= Given request =
Reproduce each line that includes the word "location".

┌─ Data excerpts

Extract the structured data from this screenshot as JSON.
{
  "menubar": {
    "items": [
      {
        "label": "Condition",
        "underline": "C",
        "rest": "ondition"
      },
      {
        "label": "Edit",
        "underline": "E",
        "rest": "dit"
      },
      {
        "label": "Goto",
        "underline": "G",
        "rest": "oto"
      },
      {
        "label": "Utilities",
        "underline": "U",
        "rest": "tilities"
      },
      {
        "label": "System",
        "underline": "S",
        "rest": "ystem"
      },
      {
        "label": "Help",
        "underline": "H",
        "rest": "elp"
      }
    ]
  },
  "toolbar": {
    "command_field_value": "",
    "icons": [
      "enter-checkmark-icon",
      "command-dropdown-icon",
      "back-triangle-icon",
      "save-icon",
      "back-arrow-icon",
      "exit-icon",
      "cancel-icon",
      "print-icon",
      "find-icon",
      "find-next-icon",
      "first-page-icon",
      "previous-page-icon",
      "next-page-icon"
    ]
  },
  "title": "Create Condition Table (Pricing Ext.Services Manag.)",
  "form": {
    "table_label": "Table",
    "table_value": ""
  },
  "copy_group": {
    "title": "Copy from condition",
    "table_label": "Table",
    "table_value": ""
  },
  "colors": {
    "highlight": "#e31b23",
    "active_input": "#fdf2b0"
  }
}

└─
┌─ Data excerpts

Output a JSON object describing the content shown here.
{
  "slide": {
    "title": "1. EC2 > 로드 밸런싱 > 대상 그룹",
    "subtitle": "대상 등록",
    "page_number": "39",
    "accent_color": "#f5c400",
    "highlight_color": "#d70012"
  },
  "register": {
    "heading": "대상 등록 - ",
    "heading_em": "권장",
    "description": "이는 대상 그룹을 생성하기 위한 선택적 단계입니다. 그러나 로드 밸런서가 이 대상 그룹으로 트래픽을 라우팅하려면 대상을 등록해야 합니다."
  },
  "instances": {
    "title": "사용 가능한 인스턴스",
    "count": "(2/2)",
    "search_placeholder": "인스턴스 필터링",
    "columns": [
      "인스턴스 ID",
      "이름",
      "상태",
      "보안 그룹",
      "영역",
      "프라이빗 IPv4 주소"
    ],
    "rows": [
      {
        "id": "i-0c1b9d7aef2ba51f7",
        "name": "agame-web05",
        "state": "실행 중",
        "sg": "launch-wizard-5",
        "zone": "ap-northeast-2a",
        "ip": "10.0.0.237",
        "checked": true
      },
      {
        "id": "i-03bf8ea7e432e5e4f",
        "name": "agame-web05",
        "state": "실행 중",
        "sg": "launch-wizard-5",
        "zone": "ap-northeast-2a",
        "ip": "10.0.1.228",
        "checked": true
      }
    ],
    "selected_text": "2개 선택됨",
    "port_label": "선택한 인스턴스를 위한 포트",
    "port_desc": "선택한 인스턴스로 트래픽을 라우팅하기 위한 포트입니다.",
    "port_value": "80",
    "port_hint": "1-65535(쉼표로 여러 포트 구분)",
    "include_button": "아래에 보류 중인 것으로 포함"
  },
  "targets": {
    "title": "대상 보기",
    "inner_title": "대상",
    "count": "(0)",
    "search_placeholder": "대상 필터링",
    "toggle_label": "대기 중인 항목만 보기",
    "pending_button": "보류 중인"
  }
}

└─
┌─ Data excerpts

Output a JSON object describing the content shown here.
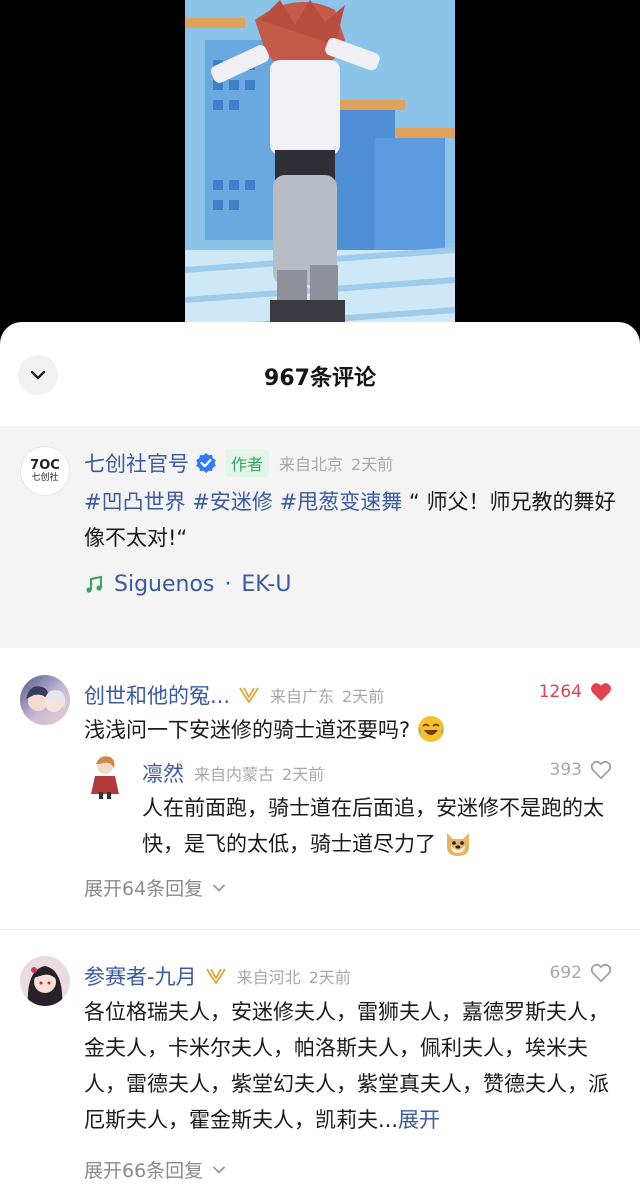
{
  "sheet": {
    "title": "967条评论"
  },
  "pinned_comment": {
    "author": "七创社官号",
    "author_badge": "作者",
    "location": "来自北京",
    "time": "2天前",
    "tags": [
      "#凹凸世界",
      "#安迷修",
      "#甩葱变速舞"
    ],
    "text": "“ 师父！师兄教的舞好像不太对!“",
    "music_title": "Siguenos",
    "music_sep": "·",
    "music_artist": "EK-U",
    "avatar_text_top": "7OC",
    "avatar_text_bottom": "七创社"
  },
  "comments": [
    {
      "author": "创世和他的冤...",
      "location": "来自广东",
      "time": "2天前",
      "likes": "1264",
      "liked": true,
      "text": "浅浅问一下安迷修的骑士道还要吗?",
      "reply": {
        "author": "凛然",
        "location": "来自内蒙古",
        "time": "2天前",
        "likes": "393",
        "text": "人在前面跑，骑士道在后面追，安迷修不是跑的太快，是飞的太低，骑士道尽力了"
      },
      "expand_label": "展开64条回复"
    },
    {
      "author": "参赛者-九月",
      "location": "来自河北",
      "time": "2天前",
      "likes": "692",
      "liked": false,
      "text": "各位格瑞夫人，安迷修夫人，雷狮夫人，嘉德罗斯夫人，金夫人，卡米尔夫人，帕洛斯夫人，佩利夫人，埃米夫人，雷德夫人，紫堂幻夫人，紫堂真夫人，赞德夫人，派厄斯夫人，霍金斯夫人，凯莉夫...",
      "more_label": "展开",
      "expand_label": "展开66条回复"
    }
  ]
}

└─

= Exercise result =
    "location": "来自北京",
      "location": "来自广东",
        "location": "来自内蒙古",
      "location": "来自河北",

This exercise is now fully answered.